PAGE »
Participants also reported that the demonstration of pictures in temporal order supported the process of inferring their emotion because it grants additional activity cues:

“[P2] The sequence of the photos helps because I can understand what I was doing.”

In contrast to inferring emotion from self-face pictures at the end of the day (Photo-Day), inferring emotion from self-face pictures a week after they were captured (Photo-Week) revealed an opposite effect. All participants reported emotional inference based on their facial expressions captured in self-face pictures. Facial expressions were preferred over context in multiple cases:

“[P3] This one I cannot tell, am still at work from the context, but I don’t see the mouth and I cannot really tell by the eyes so I discarded.” “[P4] Here am smiling so I was feeling good, I only concentrate on my face that shows if you are happy or not and maybe the time but the face comes first.” “[P2] I think the facial expression is essential for you to know if you feel OK or not, because if you go into the context it is always the same, hard to distinguish.”

EXTRACTED INFORMATION »
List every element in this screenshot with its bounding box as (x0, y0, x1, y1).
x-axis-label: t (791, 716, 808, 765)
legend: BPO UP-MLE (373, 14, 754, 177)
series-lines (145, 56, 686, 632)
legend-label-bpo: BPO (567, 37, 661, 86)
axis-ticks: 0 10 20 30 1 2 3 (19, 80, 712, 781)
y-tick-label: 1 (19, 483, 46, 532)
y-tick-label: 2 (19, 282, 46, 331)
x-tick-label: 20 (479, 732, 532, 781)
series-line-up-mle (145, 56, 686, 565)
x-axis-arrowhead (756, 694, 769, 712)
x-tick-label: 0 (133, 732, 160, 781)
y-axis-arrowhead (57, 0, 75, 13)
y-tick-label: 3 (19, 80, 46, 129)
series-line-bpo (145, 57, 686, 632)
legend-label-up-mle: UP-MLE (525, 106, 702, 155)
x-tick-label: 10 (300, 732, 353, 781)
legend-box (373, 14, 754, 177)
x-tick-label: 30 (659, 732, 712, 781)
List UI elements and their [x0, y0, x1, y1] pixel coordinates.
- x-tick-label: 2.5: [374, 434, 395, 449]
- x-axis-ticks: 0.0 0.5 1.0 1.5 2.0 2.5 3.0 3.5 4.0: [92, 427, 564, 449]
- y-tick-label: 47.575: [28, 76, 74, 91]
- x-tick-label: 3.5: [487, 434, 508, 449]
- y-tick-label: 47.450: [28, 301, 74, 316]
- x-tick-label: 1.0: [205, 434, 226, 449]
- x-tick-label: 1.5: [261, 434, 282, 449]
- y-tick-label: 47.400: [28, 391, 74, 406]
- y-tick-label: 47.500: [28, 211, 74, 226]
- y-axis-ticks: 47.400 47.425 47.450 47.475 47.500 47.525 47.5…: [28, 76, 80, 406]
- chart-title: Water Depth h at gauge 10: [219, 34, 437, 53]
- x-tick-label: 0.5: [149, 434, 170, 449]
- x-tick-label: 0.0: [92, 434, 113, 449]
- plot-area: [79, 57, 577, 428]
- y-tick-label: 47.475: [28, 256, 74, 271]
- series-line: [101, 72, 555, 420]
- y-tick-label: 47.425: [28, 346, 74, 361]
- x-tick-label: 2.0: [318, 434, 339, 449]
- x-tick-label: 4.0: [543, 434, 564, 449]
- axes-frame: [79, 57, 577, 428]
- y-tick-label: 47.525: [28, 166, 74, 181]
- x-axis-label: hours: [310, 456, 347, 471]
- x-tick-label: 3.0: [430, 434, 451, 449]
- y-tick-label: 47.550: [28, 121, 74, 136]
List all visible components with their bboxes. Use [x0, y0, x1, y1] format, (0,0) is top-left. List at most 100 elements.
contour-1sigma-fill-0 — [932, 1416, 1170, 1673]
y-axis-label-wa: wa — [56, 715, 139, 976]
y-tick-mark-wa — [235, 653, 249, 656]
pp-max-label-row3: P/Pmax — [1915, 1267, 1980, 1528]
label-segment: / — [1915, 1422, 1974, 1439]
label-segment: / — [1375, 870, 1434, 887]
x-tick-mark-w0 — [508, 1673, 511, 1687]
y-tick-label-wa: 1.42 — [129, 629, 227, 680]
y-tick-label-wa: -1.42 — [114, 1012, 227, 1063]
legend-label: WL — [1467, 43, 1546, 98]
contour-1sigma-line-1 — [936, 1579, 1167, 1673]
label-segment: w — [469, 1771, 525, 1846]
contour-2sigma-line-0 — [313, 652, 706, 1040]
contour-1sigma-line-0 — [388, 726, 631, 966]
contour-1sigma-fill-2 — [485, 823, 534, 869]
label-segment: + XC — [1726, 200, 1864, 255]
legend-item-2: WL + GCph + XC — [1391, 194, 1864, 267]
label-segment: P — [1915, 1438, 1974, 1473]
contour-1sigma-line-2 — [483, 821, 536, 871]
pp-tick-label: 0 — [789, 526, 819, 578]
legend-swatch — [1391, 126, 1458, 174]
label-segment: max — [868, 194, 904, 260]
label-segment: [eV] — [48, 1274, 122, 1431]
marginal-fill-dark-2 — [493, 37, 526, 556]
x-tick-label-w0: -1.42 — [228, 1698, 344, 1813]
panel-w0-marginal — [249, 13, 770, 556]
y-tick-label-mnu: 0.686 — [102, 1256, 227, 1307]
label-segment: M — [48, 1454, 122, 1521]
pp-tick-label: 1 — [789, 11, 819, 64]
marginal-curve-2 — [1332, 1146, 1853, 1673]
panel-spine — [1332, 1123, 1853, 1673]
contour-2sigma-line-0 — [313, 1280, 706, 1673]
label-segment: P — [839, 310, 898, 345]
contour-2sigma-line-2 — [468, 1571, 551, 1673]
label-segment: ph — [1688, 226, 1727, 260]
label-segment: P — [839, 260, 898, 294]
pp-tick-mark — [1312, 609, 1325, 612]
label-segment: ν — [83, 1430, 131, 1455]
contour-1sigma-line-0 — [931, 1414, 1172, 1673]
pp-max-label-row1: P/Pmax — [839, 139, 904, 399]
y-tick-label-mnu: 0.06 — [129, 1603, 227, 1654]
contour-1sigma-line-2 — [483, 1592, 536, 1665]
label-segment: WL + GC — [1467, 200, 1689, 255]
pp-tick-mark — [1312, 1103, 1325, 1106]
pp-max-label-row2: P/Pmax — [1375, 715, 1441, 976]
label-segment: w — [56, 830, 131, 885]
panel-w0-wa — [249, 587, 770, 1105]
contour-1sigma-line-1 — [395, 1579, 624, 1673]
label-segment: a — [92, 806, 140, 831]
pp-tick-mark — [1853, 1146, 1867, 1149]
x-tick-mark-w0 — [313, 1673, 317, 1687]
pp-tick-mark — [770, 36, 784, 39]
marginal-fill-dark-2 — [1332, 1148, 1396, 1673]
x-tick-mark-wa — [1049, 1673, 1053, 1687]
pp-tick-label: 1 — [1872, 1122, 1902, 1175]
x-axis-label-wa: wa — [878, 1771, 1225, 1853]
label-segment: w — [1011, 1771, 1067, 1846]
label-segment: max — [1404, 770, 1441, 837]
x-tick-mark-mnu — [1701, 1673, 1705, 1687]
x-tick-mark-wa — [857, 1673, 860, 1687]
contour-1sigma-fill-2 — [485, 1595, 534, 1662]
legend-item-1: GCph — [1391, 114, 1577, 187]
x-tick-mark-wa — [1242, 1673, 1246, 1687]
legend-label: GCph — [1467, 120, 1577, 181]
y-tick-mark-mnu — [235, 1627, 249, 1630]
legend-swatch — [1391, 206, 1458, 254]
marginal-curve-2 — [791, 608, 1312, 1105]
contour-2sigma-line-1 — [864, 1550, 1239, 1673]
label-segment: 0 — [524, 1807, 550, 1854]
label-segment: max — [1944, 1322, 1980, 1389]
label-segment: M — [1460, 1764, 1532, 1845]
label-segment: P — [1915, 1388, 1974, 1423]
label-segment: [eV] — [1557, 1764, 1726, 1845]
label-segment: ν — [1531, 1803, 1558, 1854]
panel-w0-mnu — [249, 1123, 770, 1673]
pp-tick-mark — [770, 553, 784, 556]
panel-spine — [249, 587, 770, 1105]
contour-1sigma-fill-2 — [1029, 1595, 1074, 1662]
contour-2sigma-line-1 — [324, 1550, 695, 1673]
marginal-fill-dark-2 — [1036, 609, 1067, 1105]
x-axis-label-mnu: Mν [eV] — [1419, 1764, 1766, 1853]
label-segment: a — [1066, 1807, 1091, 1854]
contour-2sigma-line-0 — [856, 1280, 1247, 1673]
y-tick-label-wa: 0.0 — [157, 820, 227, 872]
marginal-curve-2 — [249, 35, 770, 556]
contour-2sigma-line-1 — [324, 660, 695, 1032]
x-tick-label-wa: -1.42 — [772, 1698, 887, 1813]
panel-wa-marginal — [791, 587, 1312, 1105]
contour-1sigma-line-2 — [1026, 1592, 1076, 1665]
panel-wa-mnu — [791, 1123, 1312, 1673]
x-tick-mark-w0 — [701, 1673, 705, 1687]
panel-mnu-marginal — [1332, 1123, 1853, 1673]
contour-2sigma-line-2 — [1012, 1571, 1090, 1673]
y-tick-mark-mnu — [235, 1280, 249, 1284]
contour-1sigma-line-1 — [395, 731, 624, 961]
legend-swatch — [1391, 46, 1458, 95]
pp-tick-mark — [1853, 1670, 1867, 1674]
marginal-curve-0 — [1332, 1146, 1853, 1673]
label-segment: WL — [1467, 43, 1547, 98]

LIST OF TASKS »
A. In the passage on inferring emotion from self-face pictures, which participant labels appear on the quoted remarks? Give each label once.
B. Carry on the passage on inferring emotion from self-face pictures from its final sentence.

RESULTS OF THE TASKS »
A. P2, P3, P4

B.
Participants also described the areas of their face on which they concentrated most during the reconstruction. Mouth, eyes, and eyebrows were the most referenced ones.

3.3 Relevant versus self

Post hoc tests using the Bonferroni correction revealed that the relevant others (Photo-Relevant, M = 12.091, SD = 9.59) were significantly less consistent as compared to participants in assessing participants’ emotions from face pictures a week after they were captured (Photo-Week, M = 9.722, SD = 9.629, p < .05) (Fig. 5). Interestingly however, participants reviewing self-face pictures at the end of the day displayed a significant greater total delta than the relevant others did (Photo-Relevant, M = 11.333, SD = 6.813, p < .05) (Fig. 7). This indicates that relevant others were significantly more certain when evaluating an individual’s face picture than the individuals themselves were at the end of the day. This could be explained by the fact that relevant others ignored the context of the pictures they were evaluating. In fact, participants reviewing self-face pictures at the end of the day (Photo-Day) displayed a significant higher visit count on the Background AOI than the relevant others (Photo-Relevant, M = 0.320, SD = 0.556, p < .05) (Fig. 6). This effect is complemented by the relevant others reporting that they relied totally on individual’s facial expressions to infer emotion from pictures of familiar faces:

Fig. 7
figure 7

Average distance covered by cursor per condition (0–99) during evaluation. Time-Day entailed the highest bar cursor movement

“[R4] I can’t understand what she was doing by the pictures in none of them.”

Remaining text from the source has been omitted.